### EXERCISE DETAILS:
For this exercise, copy out each line of the material below that includes "Contractor".

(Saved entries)
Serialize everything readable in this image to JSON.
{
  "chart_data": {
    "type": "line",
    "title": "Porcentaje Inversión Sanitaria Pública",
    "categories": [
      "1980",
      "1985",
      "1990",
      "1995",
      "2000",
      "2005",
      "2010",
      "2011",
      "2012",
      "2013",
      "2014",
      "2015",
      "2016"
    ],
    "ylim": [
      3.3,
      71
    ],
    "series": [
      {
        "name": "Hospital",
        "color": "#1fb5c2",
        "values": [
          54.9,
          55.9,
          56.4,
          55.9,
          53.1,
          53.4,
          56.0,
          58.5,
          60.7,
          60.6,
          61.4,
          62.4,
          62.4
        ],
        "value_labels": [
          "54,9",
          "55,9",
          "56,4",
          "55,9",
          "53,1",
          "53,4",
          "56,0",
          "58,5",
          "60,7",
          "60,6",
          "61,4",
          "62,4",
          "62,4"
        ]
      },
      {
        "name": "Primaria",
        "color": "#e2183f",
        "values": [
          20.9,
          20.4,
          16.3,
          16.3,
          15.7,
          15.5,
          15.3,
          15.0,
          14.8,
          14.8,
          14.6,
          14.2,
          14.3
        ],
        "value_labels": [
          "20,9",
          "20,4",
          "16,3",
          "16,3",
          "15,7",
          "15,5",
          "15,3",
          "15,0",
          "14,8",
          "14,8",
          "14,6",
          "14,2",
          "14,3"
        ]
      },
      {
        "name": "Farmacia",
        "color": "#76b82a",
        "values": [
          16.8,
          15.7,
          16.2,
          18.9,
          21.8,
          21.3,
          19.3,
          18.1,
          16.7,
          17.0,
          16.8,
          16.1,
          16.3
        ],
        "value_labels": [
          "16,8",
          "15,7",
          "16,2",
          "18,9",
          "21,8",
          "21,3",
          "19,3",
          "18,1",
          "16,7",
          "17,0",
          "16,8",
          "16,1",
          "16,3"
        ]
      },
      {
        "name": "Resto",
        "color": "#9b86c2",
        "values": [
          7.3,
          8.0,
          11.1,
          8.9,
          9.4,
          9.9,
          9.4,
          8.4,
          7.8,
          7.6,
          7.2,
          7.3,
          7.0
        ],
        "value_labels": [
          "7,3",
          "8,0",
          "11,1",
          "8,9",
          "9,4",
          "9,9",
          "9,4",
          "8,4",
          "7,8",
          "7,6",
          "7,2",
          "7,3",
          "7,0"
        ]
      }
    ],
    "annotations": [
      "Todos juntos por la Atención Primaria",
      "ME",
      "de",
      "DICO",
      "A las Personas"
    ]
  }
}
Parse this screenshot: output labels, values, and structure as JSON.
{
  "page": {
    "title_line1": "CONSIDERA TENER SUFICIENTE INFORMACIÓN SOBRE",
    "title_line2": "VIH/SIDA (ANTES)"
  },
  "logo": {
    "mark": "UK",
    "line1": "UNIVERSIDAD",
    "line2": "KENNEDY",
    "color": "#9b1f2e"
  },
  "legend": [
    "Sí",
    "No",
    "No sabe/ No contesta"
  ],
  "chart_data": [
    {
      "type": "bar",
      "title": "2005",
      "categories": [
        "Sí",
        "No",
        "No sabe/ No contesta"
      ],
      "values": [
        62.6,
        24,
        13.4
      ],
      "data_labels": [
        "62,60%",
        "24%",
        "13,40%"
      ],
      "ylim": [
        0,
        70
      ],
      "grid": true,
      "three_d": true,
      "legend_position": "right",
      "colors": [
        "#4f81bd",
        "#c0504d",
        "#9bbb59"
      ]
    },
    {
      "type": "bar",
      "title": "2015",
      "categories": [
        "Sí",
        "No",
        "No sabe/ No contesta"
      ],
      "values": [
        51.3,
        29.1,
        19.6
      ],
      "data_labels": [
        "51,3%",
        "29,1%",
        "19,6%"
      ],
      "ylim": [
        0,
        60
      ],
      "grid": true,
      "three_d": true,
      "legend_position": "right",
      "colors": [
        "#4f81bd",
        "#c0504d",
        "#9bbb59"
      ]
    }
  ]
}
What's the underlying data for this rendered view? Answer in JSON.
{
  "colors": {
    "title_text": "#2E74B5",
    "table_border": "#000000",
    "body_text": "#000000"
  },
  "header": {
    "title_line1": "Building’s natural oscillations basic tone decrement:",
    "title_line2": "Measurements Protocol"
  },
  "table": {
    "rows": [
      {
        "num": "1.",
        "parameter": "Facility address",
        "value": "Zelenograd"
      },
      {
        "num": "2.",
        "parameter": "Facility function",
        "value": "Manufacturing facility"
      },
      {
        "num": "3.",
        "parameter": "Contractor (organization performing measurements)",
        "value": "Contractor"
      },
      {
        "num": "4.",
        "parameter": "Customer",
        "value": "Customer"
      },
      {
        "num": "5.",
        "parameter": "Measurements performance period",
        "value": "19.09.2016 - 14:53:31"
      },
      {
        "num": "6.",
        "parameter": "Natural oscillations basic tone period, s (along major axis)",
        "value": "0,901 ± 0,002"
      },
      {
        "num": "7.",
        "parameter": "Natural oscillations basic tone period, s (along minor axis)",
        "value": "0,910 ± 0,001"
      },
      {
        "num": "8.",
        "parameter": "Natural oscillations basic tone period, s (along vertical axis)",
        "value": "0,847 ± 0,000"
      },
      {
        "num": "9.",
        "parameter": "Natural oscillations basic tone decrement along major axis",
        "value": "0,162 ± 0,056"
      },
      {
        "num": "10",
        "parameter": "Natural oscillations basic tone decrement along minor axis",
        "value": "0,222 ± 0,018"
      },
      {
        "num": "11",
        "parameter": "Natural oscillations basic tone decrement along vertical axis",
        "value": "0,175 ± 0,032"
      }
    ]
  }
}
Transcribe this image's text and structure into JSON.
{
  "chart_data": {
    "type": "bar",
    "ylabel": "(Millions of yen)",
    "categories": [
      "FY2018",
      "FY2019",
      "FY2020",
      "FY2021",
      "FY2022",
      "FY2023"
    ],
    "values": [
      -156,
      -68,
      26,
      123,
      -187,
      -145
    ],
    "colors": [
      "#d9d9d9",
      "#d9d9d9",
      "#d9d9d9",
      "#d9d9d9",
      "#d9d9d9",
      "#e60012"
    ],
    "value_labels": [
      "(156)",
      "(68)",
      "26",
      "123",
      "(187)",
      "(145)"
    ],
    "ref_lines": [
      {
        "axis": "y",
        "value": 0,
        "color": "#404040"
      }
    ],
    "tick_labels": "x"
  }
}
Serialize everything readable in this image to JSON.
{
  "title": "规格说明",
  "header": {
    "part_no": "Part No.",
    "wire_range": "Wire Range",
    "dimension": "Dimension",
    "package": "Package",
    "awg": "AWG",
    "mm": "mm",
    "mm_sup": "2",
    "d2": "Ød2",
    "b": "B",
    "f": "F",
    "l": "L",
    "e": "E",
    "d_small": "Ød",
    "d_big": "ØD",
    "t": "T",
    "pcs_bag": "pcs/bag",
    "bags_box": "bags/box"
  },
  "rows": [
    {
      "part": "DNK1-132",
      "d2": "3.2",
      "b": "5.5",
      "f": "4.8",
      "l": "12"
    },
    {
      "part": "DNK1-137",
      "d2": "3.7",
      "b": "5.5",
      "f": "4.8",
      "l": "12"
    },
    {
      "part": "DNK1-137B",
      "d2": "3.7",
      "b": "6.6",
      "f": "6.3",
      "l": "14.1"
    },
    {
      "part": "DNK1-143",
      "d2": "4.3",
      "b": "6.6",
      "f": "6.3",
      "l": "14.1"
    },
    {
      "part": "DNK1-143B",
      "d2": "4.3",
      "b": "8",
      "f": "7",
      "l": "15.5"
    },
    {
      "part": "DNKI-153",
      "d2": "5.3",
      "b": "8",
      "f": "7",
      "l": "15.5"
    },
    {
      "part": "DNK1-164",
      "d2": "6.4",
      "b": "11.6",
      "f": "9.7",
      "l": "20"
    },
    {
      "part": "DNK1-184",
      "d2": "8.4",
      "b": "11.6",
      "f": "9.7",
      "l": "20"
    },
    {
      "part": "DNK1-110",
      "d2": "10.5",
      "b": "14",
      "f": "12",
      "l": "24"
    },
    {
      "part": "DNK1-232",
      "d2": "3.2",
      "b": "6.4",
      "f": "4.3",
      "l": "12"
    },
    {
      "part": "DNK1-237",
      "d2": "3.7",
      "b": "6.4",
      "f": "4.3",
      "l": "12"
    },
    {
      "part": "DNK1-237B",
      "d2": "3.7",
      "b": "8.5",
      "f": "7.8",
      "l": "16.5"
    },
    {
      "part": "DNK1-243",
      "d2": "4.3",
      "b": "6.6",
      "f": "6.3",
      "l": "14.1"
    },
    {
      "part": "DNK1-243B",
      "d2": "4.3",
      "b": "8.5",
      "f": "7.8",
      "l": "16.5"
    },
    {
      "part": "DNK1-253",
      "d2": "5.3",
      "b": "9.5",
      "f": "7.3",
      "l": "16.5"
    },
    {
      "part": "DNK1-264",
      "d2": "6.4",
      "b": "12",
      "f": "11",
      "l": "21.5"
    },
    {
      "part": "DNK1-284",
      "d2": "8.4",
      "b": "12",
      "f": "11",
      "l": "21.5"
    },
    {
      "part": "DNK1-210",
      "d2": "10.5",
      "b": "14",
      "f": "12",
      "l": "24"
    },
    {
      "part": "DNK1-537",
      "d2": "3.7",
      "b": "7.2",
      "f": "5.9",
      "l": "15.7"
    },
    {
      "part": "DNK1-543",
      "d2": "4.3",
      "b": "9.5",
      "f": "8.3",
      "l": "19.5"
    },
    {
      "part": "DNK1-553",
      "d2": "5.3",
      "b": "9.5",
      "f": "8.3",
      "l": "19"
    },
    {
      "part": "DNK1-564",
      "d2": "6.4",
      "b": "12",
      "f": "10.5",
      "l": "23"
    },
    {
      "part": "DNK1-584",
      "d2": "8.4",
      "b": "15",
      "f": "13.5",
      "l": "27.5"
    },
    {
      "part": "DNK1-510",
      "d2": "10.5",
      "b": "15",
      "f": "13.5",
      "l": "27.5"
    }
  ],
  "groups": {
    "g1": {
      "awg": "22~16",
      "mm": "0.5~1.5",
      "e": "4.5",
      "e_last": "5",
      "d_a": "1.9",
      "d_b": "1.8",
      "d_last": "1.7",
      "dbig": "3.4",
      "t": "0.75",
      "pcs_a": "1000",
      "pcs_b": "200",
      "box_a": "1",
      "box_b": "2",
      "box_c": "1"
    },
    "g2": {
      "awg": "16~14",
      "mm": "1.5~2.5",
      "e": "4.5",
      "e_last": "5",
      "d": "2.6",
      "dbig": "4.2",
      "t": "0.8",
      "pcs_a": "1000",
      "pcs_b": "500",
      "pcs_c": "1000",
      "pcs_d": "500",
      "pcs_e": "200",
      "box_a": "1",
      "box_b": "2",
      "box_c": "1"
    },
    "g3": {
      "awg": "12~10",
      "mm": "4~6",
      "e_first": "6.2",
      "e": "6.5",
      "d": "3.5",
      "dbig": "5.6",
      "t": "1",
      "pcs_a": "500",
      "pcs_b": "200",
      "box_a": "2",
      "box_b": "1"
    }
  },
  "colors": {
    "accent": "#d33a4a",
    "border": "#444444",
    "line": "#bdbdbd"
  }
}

### EXERCISE SOLUTION:
        "parameter": "Contractor (organization performing measurements)",
        "value": "Contractor"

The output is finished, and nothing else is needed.